Provide the data again in its entirety, exactly as given.

Collected data entries
##########

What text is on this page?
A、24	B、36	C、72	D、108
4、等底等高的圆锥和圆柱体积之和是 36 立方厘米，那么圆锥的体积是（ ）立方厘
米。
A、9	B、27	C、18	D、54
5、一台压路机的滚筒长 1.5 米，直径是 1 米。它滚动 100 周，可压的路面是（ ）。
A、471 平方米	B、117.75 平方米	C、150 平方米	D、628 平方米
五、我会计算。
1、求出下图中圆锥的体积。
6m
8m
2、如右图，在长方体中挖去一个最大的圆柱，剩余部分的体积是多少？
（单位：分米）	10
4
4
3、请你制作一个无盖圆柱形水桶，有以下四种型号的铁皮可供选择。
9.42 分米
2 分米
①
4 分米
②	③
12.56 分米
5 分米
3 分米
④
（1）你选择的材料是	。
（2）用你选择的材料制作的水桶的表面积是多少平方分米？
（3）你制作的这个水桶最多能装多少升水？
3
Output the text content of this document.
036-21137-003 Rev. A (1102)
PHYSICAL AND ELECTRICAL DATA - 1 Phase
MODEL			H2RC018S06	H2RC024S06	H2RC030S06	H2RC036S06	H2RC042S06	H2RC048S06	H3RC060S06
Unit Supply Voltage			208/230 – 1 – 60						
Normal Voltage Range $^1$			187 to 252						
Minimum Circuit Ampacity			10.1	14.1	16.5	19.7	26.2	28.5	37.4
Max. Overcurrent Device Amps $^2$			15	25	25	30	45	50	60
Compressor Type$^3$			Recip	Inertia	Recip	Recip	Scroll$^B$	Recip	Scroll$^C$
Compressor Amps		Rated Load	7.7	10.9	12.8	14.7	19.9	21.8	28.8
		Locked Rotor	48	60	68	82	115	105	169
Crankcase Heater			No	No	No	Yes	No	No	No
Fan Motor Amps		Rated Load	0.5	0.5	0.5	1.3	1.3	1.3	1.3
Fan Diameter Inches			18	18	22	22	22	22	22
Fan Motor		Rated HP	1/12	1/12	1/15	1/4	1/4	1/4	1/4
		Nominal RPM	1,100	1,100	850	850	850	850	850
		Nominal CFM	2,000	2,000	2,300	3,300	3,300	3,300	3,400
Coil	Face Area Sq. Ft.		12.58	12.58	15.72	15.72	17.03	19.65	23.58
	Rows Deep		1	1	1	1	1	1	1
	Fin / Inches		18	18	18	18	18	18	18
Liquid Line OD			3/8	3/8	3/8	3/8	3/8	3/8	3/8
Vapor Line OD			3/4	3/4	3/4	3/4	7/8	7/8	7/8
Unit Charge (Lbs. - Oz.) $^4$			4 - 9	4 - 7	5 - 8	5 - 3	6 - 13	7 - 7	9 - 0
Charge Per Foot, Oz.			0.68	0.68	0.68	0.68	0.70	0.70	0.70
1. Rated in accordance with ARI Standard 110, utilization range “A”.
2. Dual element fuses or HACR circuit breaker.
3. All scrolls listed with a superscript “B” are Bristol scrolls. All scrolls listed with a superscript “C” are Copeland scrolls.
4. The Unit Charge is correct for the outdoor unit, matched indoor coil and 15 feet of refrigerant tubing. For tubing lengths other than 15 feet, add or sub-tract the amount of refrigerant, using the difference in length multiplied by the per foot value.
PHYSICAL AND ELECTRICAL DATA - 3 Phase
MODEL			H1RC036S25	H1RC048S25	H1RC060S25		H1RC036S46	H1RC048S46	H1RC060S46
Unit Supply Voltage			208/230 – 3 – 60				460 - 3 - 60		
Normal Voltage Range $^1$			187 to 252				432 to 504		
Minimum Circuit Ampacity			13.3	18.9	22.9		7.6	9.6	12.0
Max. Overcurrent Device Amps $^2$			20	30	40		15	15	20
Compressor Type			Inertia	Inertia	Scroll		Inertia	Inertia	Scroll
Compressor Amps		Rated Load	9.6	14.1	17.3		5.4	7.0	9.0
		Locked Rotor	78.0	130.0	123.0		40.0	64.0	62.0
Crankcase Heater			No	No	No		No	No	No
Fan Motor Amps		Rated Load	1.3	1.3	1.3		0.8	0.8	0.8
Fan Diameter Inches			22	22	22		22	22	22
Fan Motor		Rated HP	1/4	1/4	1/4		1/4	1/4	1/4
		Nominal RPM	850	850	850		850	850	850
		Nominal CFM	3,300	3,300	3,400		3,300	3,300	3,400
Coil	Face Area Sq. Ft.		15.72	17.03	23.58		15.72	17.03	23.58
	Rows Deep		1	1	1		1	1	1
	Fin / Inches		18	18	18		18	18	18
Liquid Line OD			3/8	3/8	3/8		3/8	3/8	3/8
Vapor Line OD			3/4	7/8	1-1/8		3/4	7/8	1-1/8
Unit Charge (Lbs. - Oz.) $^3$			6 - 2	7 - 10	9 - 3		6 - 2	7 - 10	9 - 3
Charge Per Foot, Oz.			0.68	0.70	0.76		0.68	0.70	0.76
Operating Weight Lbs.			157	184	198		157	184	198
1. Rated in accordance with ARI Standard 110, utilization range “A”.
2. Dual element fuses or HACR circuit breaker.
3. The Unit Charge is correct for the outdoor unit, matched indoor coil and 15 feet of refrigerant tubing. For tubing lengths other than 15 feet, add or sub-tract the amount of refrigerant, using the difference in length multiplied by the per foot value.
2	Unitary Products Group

##########

▶ **COMPLETED EXERCISE**
What text is on this page?
A、24	B、36	C、72	D、108
4、等底等高的圆锥和圆柱体积之和是 36 立方厘米，那么圆锥的体积是（ ）立方厘
米。
A、9	B、27	C、18	D、54
5、一台压路机的滚筒长 1.5 米，直径是 1 米。它滚动 100 周，可压的路面是（ ）。
A、471 平方米	B、117.75 平方米	C、150 平方米	D、628 平方米
五、我会计算。
1、求出下图中圆锥的体积。
6m
8m
2、如右图，在长方体中挖去一个最大的圆柱，剩余部分的体积是多少？
（单位：分米）	10
4
4
3、请你制作一个无盖圆柱形水桶，有以下四种型号的铁皮可供选择。
9.42 分米
2 分米
①
4 分米
②	③
12.56 分米
5 分米
3 分米
④
（1）你选择的材料是	。
（2）用你选择的材料制作的水桶的表面积是多少平方分米？
（3）你制作的这个水桶最多能装多少升水？
3
Output the text content of this document.
036-21137-003 Rev. A (1102)
PHYSICAL AND ELECTRICAL DATA - 1 Phase
MODEL			H2RC018S06	H2RC024S06	H2RC030S06	H2RC036S06	H2RC042S06	H2RC048S06	H3RC060S06
Unit Supply Voltage			208/230 – 1 – 60						
Normal Voltage Range $^1$			187 to 252						
Minimum Circuit Ampacity			10.1	14.1	16.5	19.7	26.2	28.5	37.4
Max. Overcurrent Device Amps $^2$			15	25	25	30	45	50	60
Compressor Type$^3$			Recip	Inertia	Recip	Recip	Scroll$^B$	Recip	Scroll$^C$
Compressor Amps		Rated Load	7.7	10.9	12.8	14.7	19.9	21.8	28.8
		Locked Rotor	48	60	68	82	115	105	169
Crankcase Heater			No	No	No	Yes	No	No	No
Fan Motor Amps		Rated Load	0.5	0.5	0.5	1.3	1.3	1.3	1.3
Fan Diameter Inches			18	18	22	22	22	22	22
Fan Motor		Rated HP	1/12	1/12	1/15	1/4	1/4	1/4	1/4
		Nominal RPM	1,100	1,100	850	850	850	850	850
		Nominal CFM	2,000	2,000	2,300	3,300	3,300	3,300	3,400
Coil	Face Area Sq. Ft.		12.58	12.58	15.72	15.72	17.03	19.65	23.58
	Rows Deep		1	1	1	1	1	1	1
	Fin / Inches		18	18	18	18	18	18	18
Liquid Line OD			3/8	3/8	3/8	3/8	3/8	3/8	3/8
Vapor Line OD			3/4	3/4	3/4	3/4	7/8	7/8	7/8
Unit Charge (Lbs. - Oz.) $^4$			4 - 9	4 - 7	5 - 8	5 - 3	6 - 13	7 - 7	9 - 0
Charge Per Foot, Oz.			0.68	0.68	0.68	0.68	0.70	0.70	0.70
1. Rated in accordance with ARI Standard 110, utilization range “A”.
2. Dual element fuses or HACR circuit breaker.
3. All scrolls listed with a superscript “B” are Bristol scrolls. All scrolls listed with a superscript “C” are Copeland scrolls.
4. The Unit Charge is correct for the outdoor unit, matched indoor coil and 15 feet of refrigerant tubing. For tubing lengths other than 15 feet, add or sub-tract the amount of refrigerant, using the difference in length multiplied by the per foot value.
PHYSICAL AND ELECTRICAL DATA - 3 Phase
MODEL			H1RC036S25	H1RC048S25	H1RC060S25		H1RC036S46	H1RC048S46	H1RC060S46
Unit Supply Voltage			208/230 – 3 – 60				460 - 3 - 60		
Normal Voltage Range $^1$			187 to 252				432 to 504		
Minimum Circuit Ampacity			13.3	18.9	22.9		7.6	9.6	12.0
Max. Overcurrent Device Amps $^2$			20	30	40		15	15	20
Compressor Type			Inertia	Inertia	Scroll		Inertia	Inertia	Scroll
Compressor Amps		Rated Load	9.6	14.1	17.3		5.4	7.0	9.0
		Locked Rotor	78.0	130.0	123.0		40.0	64.0	62.0
Crankcase Heater			No	No	No		No	No	No
Fan Motor Amps		Rated Load	1.3	1.3	1.3		0.8	0.8	0.8
Fan Diameter Inches			22	22	22		22	22	22
Fan Motor		Rated HP	1/4	1/4	1/4		1/4	1/4	1/4
		Nominal RPM	850	850	850		850	850	850
		Nominal CFM	3,300	3,300	3,400		3,300	3,300	3,400
Coil	Face Area Sq. Ft.		15.72	17.03	23.58		15.72	17.03	23.58
	Rows Deep		1	1	1		1	1	1
	Fin / Inches		18	18	18		18	18	18
Liquid Line OD			3/8	3/8	3/8		3/8	3/8	3/8
Vapor Line OD			3/4	7/8	1-1/8		3/4	7/8	1-1/8
Unit Charge (Lbs. - Oz.) $^3$			6 - 2	7 - 10	9 - 3		6 - 2	7 - 10	9 - 3
Charge Per Foot, Oz.			0.68	0.70	0.76		0.68	0.70	0.76
Operating Weight Lbs.			157	184	198		157	184	198
1. Rated in accordance with ARI Standard 110, utilization range “A”.
2. Dual element fuses or HACR circuit breaker.
3. The Unit Charge is correct for the outdoor unit, matched indoor coil and 15 feet of refrigerant tubing. For tubing lengths other than 15 feet, add or sub-tract the amount of refrigerant, using the difference in length multiplied by the per foot value.
2	Unitary Products Group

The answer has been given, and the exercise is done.